(Rows from a figure dataset)

• • • • • • •

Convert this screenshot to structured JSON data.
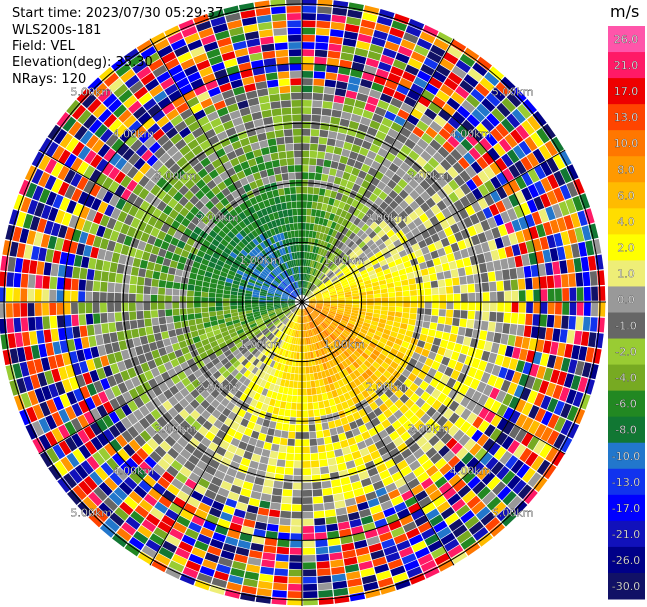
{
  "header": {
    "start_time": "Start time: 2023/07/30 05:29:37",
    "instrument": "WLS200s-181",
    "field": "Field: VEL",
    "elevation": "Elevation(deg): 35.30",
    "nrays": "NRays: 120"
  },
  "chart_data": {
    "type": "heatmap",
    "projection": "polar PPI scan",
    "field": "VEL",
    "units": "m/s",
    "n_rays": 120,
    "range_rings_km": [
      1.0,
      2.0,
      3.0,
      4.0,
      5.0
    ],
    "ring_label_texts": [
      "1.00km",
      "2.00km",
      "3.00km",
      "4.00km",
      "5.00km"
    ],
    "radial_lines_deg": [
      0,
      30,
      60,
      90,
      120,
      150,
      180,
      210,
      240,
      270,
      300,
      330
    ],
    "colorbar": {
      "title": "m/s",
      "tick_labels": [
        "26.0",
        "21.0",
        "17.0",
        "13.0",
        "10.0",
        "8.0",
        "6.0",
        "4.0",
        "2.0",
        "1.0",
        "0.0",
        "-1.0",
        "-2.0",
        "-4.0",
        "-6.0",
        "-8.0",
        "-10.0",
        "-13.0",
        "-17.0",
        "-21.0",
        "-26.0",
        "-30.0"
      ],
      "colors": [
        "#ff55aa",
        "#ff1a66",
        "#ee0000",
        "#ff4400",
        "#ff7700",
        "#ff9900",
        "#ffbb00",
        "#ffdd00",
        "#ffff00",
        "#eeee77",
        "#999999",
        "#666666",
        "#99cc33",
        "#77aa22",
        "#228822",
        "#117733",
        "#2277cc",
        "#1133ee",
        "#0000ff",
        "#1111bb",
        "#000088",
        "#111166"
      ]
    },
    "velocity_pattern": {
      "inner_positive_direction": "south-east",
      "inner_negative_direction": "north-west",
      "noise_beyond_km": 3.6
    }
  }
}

• • • • • • •

## Task directions
Output each line exactly; omit every picture.

## Final answer
Convert this screenshot to structured JSON data.
{
  "header": {
    "start_time": "Start time: 2023/07/30 05:29:37",
    "instrument": "WLS200s-181",
    "field": "Field: VEL",
    "elevation": "Elevation(deg): 35.30",
    "nrays": "NRays: 120"
  },
  "chart_data": {
    "type": "heatmap",
    "projection": "polar PPI scan",
    "field": "VEL",
    "units": "m/s",
    "n_rays": 120,
    "range_rings_km": [
      1.0,
      2.0,
      3.0,
      4.0,
      5.0
    ],
    "ring_label_texts": [
      "1.00km",
      "2.00km",
      "3.00km",
      "4.00km",
      "5.00km"
    ],
    "radial_lines_deg": [
      0,
      30,
      60,
      90,
      120,
      150,
      180,
      210,
      240,
      270,
      300,
      330
    ],
    "colorbar": {
      "title": "m/s",
      "tick_labels": [
        "26.0",
        "21.0",
        "17.0",
        "13.0",
        "10.0",
        "8.0",
        "6.0",
        "4.0",
        "2.0",
        "1.0",
        "0.0",
        "-1.0",
        "-2.0",
        "-4.0",
        "-6.0",
        "-8.0",
        "-10.0",
        "-13.0",
        "-17.0",
        "-21.0",
        "-26.0",
        "-30.0"
      ],
      "colors": [
        "#ff55aa",
        "#ff1a66",
        "#ee0000",
        "#ff4400",
        "#ff7700",
        "#ff9900",
        "#ffbb00",
        "#ffdd00",
        "#ffff00",
        "#eeee77",
        "#999999",
        "#666666",
        "#99cc33",
        "#77aa22",
        "#228822",
        "#117733",
        "#2277cc",
        "#1133ee",
        "#0000ff",
        "#1111bb",
        "#000088",
        "#111166"
      ]
    },
    "velocity_pattern": {
      "inner_positive_direction": "south-east",
      "inner_negative_direction": "north-west",
      "noise_beyond_km": 3.6
    }
  }
}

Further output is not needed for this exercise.